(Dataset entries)
============================================================

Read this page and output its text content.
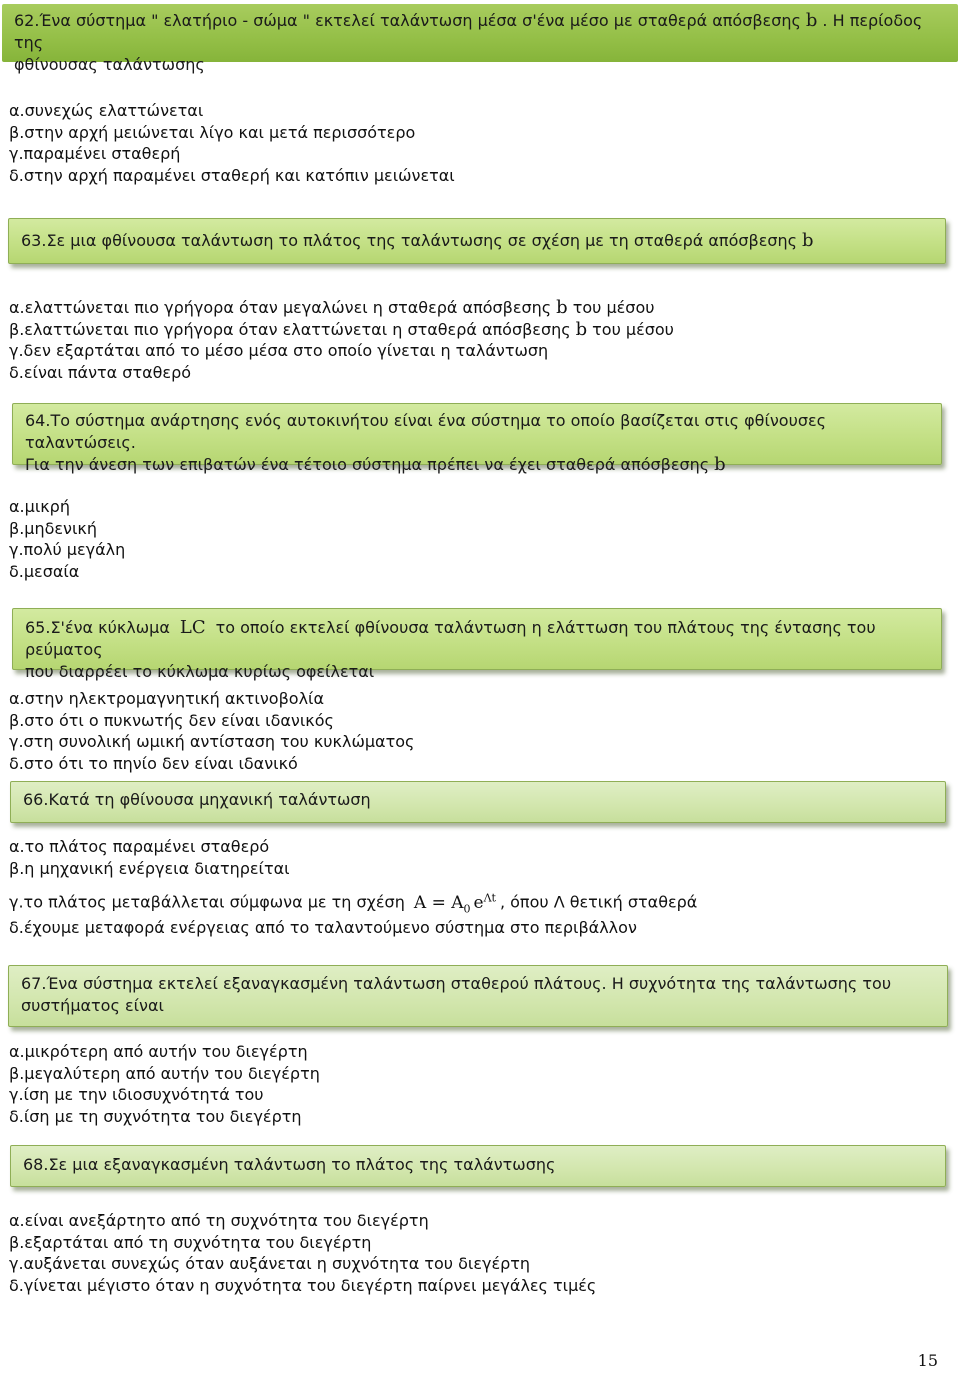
62.Ένα σύστημα " ελατήριο - σώμα " εκτελεί ταλάντωση μέσα σ'ένα μέσο με σταθερά απόσβεσης b . Η περίοδος της
φθίνουσας ταλάντωσης
α.συνεχώς ελαττώνεται
β.στην αρχή μειώνεται λίγο και μετά περισσότερο
γ.παραμένει σταθερή
δ.στην αρχή παραμένει σταθερή και κατόπιν μειώνεται
63.Σε μια φθίνουσα ταλάντωση το πλάτος της ταλάντωσης σε σχέση με τη σταθερά απόσβεσης b
α.ελαττώνεται πιο γρήγορα όταν μεγαλώνει η σταθερά απόσβεσης b του μέσου
β.ελαττώνεται πιο γρήγορα όταν ελαττώνεται η σταθερά απόσβεσης b του μέσου
γ.δεν εξαρτάται από το μέσο μέσα στο οποίο γίνεται η ταλάντωση
δ.είναι πάντα σταθερό
64.Το σύστημα ανάρτησης ενός αυτοκινήτου είναι ένα σύστημα το οποίο βασίζεται στις φθίνουσες ταλαντώσεις.
Για την άνεση των επιβατών ένα τέτοιο σύστημα πρέπει να έχει σταθερά απόσβεσης b
α.μικρή
β.μηδενική
γ.πολύ μεγάλη
δ.μεσαία
65.Σ'ένα κύκλωμα LC το οποίο εκτελεί φθίνουσα ταλάντωση η ελάττωση του πλάτους της έντασης του ρεύματος
που διαρρέει το κύκλωμα κυρίως οφείλεται
α.στην ηλεκτρομαγνητική ακτινοβολία
β.στο ότι ο πυκνωτής δεν είναι ιδανικός
γ.στη συνολική ωμική αντίσταση του κυκλώματος
δ.στο ότι το πηνίο δεν είναι ιδανικό
66.Κατά τη φθίνουσα μηχανική ταλάντωση
α.το πλάτος παραμένει σταθερό
β.η μηχανική ενέργεια διατηρείται
γ.το πλάτος μεταβάλλεται σύμφωνα με τη σχέση $A = A_0$ $e^{\Lambda t}$ , όπου Λ θετική σταθερά
δ.έχουμε μεταφορά ενέργειας από το ταλαντούμενο σύστημα στο περιβάλλον
67.Ένα σύστημα εκτελεί εξαναγκασμένη ταλάντωση σταθερού πλάτους. Η συχνότητα της ταλάντωσης του
συστήματος είναι
α.μικρότερη από αυτήν του διεγέρτη
β.μεγαλύτερη από αυτήν του διεγέρτη
γ.ίση με την ιδιοσυχνότητά του
δ.ίση με τη συχνότητα του διεγέρτη
68.Σε μια εξαναγκασμένη ταλάντωση το πλάτος της ταλάντωσης
α.είναι ανεξάρτητο από τη συχνότητα του διεγέρτη
β.εξαρτάται από τη συχνότητα του διεγέρτη
γ.αυξάνεται συνεχώς όταν αυξάνεται η συχνότητα του διεγέρτη
δ.γίνεται μέγιστο όταν η συχνότητα του διεγέρτη παίρνει μεγάλες τιμές
15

============================================================

Check each line above for "είναι" and return the ones that have it.

[Output]:
δ.είναι πάντα σταθερό
64.Το σύστημα ανάρτησης ενός αυτοκινήτου είναι ένα σύστημα το οποίο βασίζεται στις φθίνουσες ταλαντώσεις.
β.στο ότι ο πυκνωτής δεν είναι ιδανικός
δ.στο ότι το πηνίο δεν είναι ιδανικό
συστήματος είναι
α.είναι ανεξάρτητο από τη συχνότητα του διεγέρτη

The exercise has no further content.